* _Given instruction_
Please quote every line of the items below verbatim.

* _Dataset records_
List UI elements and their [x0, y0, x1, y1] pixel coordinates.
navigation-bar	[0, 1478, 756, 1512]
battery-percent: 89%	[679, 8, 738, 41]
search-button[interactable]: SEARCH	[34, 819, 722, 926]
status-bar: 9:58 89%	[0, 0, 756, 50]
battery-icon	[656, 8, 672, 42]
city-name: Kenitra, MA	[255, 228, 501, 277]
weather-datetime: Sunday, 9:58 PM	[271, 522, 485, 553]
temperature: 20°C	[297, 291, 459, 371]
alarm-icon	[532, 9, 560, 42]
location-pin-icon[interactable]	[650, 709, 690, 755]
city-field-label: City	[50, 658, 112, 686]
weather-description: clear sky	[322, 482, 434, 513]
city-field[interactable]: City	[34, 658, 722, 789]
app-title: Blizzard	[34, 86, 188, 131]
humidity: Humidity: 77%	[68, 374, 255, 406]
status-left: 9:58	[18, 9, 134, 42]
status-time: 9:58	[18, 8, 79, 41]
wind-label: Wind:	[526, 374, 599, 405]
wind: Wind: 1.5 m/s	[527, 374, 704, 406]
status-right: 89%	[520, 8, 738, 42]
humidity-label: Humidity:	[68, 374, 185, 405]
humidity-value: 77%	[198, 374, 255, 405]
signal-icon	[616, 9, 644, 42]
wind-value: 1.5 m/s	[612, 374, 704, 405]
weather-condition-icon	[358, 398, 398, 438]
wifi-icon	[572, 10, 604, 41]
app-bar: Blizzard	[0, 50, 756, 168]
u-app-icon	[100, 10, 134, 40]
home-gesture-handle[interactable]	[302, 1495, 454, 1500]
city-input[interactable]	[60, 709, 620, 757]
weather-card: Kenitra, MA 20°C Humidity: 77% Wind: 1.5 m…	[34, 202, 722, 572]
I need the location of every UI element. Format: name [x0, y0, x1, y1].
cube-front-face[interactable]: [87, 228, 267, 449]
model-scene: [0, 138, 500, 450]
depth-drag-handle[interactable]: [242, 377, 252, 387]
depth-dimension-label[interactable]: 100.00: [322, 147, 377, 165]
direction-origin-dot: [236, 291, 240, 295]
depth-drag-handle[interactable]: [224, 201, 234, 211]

* _Task result_
List UI elements and their [x0, y0, x1, y1] pixel coordinates.
navigation-bar	[0, 1478, 756, 1512]
battery-percent: 89%	[679, 8, 738, 41]
search-button[interactable]: SEARCH	[34, 819, 722, 926]
status-bar: 9:58 89%	[0, 0, 756, 50]
battery-icon	[656, 8, 672, 42]
city-name: Kenitra, MA	[255, 228, 501, 277]
weather-datetime: Sunday, 9:58 PM	[271, 522, 485, 553]
temperature: 20°C	[297, 291, 459, 371]
alarm-icon	[532, 9, 560, 42]
location-pin-icon[interactable]	[650, 709, 690, 755]
city-field-label: City	[50, 658, 112, 686]
weather-description: clear sky	[322, 482, 434, 513]
city-field[interactable]: City	[34, 658, 722, 789]
app-title: Blizzard	[34, 86, 188, 131]
humidity: Humidity: 77%	[68, 374, 255, 406]
status-left: 9:58	[18, 9, 134, 42]
status-time: 9:58	[18, 8, 79, 41]
wind-label: Wind:	[526, 374, 599, 405]
wind: Wind: 1.5 m/s	[527, 374, 704, 406]
status-right: 89%	[520, 8, 738, 42]
humidity-label: Humidity:	[68, 374, 185, 405]
humidity-value: 77%	[198, 374, 255, 405]
signal-icon	[616, 9, 644, 42]
wind-value: 1.5 m/s	[612, 374, 704, 405]
weather-condition-icon	[358, 398, 398, 438]
wifi-icon	[572, 10, 604, 41]
app-bar: Blizzard	[0, 50, 756, 168]
u-app-icon	[100, 10, 134, 40]
home-gesture-handle[interactable]	[302, 1495, 454, 1500]
city-input[interactable]	[60, 709, 620, 757]
weather-card: Kenitra, MA 20°C Humidity: 77% Wind: 1.5 m…	[34, 202, 722, 572]
I need the location of every UI element. Format: name [x0, y0, x1, y1].
cube-front-face[interactable]: [87, 228, 267, 449]
model-scene: [0, 138, 500, 450]
depth-drag-handle[interactable]: [242, 377, 252, 387]
depth-dimension-label[interactable]: 100.00: [322, 147, 377, 165]
direction-origin-dot: [236, 291, 240, 295]
depth-drag-handle[interactable]: [224, 201, 234, 211]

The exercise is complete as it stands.